(Stored items from a collection)
►
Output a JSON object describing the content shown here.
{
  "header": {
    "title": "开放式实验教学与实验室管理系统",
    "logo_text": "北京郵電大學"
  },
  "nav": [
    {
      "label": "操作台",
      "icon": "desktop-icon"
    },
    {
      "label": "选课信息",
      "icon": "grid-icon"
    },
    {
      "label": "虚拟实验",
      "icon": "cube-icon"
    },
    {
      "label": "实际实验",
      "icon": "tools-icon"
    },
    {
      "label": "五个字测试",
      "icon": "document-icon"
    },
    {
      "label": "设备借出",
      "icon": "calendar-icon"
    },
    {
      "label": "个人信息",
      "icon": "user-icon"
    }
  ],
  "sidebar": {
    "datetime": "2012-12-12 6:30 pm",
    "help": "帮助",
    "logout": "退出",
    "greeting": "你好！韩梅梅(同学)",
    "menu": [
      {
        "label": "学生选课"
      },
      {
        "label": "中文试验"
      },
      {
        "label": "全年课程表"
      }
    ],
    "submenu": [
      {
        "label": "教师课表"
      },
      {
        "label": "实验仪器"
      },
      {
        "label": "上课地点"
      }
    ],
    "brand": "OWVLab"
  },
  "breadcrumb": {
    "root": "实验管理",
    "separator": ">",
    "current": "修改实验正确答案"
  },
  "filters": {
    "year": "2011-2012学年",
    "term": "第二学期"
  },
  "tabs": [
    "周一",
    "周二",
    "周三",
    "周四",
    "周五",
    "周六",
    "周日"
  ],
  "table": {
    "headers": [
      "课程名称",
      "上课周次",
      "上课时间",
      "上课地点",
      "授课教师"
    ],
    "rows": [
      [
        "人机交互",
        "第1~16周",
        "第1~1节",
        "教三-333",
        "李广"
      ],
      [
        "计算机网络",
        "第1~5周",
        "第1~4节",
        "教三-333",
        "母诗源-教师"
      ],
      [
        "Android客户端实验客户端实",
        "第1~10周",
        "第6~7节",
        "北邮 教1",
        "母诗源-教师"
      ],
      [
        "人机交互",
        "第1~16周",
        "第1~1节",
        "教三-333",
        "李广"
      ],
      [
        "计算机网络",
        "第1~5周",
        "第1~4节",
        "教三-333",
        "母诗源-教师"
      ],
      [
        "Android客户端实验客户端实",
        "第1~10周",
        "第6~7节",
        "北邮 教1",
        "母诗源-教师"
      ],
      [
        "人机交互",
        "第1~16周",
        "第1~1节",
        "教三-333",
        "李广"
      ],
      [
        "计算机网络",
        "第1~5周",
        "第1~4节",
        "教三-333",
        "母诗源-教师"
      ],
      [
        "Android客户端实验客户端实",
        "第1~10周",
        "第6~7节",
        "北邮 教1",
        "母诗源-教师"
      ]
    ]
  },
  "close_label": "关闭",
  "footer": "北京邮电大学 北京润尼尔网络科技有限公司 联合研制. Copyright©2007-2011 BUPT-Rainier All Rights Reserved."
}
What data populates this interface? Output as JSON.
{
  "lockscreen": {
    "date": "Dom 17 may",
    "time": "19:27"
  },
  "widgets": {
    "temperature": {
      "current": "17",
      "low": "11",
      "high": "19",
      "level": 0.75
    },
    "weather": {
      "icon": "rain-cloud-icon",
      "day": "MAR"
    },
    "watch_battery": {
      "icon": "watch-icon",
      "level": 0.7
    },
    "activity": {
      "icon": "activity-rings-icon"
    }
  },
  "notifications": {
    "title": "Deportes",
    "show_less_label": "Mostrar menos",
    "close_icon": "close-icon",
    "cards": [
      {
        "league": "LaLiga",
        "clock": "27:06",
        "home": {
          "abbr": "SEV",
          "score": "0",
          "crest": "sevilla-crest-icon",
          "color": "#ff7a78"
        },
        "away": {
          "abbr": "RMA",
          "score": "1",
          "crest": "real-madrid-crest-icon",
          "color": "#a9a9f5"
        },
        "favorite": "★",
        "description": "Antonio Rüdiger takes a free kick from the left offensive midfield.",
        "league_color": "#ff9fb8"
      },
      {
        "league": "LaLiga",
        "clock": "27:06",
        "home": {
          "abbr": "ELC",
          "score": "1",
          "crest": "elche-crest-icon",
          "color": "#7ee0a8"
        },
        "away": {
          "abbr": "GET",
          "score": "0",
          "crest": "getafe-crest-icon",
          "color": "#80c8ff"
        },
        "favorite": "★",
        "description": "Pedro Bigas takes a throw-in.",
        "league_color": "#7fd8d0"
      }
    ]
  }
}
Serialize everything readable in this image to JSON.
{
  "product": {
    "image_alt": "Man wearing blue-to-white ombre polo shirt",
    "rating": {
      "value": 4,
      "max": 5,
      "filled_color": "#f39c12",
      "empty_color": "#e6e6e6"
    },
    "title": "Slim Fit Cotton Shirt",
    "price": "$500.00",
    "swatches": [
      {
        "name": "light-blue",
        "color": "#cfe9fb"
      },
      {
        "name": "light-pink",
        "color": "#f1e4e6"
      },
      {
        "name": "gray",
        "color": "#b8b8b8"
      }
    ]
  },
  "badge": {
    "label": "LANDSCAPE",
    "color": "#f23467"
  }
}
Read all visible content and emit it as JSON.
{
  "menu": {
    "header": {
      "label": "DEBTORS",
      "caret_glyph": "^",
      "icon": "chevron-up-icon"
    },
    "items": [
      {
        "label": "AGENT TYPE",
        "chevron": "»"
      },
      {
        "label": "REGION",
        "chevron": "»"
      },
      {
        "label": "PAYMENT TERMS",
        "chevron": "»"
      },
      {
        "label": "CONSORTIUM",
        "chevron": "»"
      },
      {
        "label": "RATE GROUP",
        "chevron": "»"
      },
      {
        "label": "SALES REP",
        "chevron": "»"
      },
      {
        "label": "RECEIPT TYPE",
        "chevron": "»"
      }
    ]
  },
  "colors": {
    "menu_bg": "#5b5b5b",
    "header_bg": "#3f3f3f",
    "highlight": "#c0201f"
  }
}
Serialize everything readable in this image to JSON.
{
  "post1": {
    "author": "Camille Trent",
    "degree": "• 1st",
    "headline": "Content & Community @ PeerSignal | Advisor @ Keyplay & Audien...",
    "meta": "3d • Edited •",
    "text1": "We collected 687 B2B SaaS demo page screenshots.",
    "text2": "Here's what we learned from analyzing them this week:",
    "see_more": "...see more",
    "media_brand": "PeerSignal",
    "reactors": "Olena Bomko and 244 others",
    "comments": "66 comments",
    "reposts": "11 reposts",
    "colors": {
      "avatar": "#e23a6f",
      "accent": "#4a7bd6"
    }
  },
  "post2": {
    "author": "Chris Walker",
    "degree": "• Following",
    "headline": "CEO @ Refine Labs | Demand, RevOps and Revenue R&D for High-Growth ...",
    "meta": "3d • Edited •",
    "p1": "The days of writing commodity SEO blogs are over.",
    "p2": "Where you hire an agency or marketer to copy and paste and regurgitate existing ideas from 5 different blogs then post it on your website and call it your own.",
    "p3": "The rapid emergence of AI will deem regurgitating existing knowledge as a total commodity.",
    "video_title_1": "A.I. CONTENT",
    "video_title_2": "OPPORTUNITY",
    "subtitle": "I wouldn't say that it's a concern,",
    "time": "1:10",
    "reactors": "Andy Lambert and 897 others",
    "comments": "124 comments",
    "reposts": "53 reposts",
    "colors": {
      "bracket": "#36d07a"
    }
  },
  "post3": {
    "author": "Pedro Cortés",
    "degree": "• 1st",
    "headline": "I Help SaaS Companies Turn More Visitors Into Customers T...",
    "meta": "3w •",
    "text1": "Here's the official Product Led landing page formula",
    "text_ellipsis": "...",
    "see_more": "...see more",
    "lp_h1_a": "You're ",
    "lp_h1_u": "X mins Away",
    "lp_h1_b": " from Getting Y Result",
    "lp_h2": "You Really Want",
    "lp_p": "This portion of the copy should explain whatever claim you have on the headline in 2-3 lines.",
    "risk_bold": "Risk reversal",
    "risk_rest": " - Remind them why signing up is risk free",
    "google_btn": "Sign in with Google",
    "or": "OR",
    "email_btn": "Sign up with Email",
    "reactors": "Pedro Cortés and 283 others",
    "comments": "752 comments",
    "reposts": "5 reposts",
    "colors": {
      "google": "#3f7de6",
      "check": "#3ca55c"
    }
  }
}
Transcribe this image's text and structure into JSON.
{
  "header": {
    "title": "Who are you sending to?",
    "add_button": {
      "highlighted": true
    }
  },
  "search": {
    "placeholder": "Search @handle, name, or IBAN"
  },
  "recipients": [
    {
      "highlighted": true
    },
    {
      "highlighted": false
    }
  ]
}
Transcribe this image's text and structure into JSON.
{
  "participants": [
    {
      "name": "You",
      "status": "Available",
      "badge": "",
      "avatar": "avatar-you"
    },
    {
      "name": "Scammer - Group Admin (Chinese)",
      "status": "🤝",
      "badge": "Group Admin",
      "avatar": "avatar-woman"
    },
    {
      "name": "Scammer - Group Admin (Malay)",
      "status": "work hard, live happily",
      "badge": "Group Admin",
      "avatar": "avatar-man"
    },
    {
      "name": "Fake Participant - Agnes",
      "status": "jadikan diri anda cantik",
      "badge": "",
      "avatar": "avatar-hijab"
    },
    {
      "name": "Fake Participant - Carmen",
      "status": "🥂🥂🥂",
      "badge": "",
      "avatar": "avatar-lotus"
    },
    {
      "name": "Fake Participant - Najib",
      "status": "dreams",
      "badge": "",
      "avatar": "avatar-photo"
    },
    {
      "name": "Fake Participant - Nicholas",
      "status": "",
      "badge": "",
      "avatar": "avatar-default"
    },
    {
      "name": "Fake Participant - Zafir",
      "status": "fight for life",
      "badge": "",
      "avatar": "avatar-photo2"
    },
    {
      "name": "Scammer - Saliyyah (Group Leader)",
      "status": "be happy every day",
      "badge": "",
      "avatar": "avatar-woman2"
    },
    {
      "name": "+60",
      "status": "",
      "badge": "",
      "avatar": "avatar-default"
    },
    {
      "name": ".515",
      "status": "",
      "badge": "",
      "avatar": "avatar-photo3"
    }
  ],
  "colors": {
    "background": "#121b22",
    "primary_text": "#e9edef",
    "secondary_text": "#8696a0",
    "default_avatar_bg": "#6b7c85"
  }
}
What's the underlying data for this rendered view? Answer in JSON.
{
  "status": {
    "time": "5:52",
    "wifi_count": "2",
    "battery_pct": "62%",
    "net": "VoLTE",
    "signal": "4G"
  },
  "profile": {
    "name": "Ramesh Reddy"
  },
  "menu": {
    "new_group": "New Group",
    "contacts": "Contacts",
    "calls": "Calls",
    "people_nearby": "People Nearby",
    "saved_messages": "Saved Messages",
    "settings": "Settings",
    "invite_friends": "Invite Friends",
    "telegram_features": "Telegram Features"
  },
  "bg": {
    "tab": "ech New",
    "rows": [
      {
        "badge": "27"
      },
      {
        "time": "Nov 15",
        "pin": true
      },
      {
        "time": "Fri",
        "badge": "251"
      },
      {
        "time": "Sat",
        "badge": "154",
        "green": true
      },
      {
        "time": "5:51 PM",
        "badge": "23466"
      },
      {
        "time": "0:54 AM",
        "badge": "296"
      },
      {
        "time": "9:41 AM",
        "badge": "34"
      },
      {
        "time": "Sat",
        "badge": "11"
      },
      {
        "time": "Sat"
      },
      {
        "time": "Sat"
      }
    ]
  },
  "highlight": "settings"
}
◄
Using the listing above, return all lines where the word "headline" occurs.

▶ [OUTPUT BELOW]
    "headline": "Content & Community @ PeerSignal | Advisor @ Keyplay & Audien...",
    "headline": "CEO @ Refine Labs | Demand, RevOps and Revenue R&D for High-Growth ...",
    "headline": "I Help SaaS Companies Turn More Visitors Into Customers T...",
    "lp_p": "This portion of the copy should explain whatever claim you have on the headline in 2-3 lines.",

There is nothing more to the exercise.